2.2. Moras et la Valloire : une terre delphinale

Toutes les paroisses de la Valloire dépendent au Moyen Age du diocèse de Vienne, la châtellenie de Moras appartenant pour sa part au bailliage de Viennois – Saint-Marcellin depuis sa mise en place au cours du XIIIe siècle. La terre de Moras, propriété patrimoniale des comtes d'Albon dès le début du XIe siècle, appartient ainsi au noyau originel du Dauphiné.

L'occupation humaine antérieure à l'époque médiévale

Les plus anciennes traces d'une présence humaine dans la Valloire (céramique du Néolithique) ont été trouvées entre La Barre et Barathon, lors de la construction de la ligne du TGV Méditerranée.414 D'autres indices d'occupation (céramique, monnaies, fossés) de l'Age du Fer et de l'époque gallo-romaine ont été trouvés au même endroit, près des Chaberts415 et des Epars416, deux sites proches du précédent. La fouille de l'extrémité occidentale de la butte de Moras (doc. 60), dirigée de 1968 à 1981 par Alain Nicolas et dont les résultats viennent seulement d'être publiés en intégralité, a, pour sa part, révélé des traces d'occupation du Chasséen (3200-2000 av. J-C.) et un probable habitat sur clayonnages associé à un site funéraire de la fin du Bronze final (1050-750 av. J.-C.), ayant livré de la céramique dont le décor est interprété comme une probable forme d'écriture archaïque. 417

Doc. 60. Emplacement approximatif de la fouille d'Alain Nicolas à Moras © Alain Nicolas
Doc. 60. Emplacement approximatif de la fouille d'Alain Nicolas à Moras © Alain Nicolas COMBIER (J. et NICOLAS (A.), Une écriture préhistorique ?, p. 44.

..........

*Objectif*
Recopiez mot pour mot, dans le texte présenté, tout le passage qui va de « Toutes les paroisses » jusqu'à « originel du Dauphiné. ». La liste constitue un matériau indépendant du texte présenté.

*Matériel fourni*
..........

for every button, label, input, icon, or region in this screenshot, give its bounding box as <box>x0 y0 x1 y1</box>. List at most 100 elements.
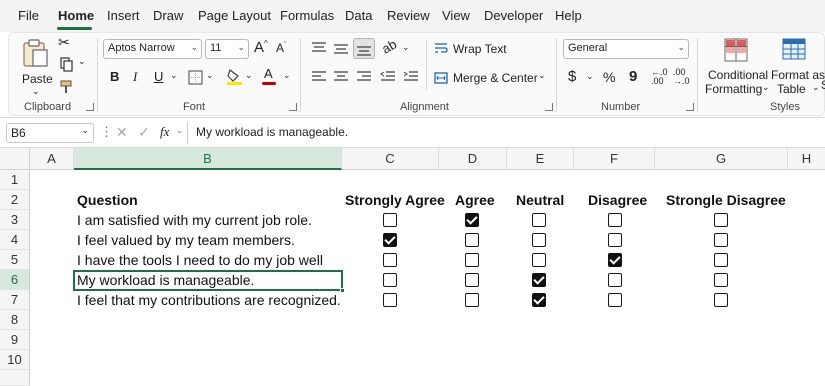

..........

*Résultat attendu*
Toutes les paroisses de la Valloire dépendent au Moyen Age du diocèse de Vienne, la châtellenie de Moras appartenant pour sa part au bailliage de Viennois – Saint-Marcellin depuis sa mise en place au cours du XIIIe siècle. La terre de Moras, propriété patrimoniale des comtes d'Albon dès le début du XIe siècle, appartient ainsi au noyau originel du Dauphiné.